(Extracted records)
____________

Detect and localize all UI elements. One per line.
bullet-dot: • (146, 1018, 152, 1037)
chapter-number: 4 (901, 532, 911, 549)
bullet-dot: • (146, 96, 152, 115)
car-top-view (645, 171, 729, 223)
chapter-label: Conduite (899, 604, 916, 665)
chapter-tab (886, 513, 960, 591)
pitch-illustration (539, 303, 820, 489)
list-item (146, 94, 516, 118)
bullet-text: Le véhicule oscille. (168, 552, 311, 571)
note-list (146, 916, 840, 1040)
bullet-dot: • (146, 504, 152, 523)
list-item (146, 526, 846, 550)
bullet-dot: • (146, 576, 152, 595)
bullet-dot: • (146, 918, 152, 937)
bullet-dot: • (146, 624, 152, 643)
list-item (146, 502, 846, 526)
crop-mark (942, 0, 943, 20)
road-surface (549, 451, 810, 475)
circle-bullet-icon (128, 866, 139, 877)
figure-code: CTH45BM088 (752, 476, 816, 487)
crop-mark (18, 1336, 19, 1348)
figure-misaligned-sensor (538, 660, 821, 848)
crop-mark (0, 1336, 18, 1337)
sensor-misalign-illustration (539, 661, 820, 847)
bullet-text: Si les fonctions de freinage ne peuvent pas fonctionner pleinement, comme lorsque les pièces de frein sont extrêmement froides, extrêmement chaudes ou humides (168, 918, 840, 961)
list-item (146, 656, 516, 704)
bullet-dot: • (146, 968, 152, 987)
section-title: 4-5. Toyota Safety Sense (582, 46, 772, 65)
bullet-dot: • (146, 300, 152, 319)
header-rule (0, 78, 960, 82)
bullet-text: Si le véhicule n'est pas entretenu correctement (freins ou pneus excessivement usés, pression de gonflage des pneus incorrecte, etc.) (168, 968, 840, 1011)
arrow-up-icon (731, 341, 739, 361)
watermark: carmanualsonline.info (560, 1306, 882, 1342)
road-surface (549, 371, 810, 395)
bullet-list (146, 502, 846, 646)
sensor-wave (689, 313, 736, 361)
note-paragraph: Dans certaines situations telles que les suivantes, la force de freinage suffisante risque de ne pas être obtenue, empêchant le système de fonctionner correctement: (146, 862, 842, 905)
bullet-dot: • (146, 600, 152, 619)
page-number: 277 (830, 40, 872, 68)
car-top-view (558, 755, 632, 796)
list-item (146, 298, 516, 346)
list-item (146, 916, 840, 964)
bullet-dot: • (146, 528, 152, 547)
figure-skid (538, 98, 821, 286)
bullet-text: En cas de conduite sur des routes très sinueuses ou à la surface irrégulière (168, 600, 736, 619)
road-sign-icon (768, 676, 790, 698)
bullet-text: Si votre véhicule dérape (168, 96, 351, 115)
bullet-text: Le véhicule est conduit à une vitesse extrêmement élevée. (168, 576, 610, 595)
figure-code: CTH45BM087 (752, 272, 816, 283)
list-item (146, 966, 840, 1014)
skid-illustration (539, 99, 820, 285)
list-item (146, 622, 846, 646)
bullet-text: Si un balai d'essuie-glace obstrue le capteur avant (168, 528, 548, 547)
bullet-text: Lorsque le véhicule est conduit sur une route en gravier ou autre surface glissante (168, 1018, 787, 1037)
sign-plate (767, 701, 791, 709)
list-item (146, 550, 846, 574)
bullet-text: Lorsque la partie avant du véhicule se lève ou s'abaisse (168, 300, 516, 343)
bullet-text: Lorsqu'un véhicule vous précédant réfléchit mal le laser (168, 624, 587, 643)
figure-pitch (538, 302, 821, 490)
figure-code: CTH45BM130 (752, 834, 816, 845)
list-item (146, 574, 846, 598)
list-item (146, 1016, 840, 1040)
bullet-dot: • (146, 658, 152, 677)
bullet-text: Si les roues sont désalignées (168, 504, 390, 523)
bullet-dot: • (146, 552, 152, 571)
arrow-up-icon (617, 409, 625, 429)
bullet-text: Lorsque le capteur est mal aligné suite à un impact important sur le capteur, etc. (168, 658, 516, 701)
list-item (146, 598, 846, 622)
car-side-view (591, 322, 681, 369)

____________

### Problem to solve
Update the records from the first line through the line with "crop-mark (18, 1336, 19, 1348)", replacing every "bullet-dot" with "bullet-point" and changing nothing else. Give only those lines.

### Answer to the task
Detect and localize all UI elements. One per line.
bullet-point: • (146, 1018, 152, 1037)
chapter-number: 4 (901, 532, 911, 549)
bullet-point: • (146, 96, 152, 115)
car-top-view (645, 171, 729, 223)
chapter-label: Conduite (899, 604, 916, 665)
chapter-tab (886, 513, 960, 591)
pitch-illustration (539, 303, 820, 489)
list-item (146, 94, 516, 118)
bullet-text: Le véhicule oscille. (168, 552, 311, 571)
note-list (146, 916, 840, 1040)
bullet-point: • (146, 504, 152, 523)
list-item (146, 526, 846, 550)
bullet-point: • (146, 576, 152, 595)
bullet-point: • (146, 918, 152, 937)
bullet-point: • (146, 624, 152, 643)
list-item (146, 502, 846, 526)
crop-mark (942, 0, 943, 20)
road-surface (549, 451, 810, 475)
circle-bullet-icon (128, 866, 139, 877)
figure-code: CTH45BM088 (752, 476, 816, 487)
crop-mark (18, 1336, 19, 1348)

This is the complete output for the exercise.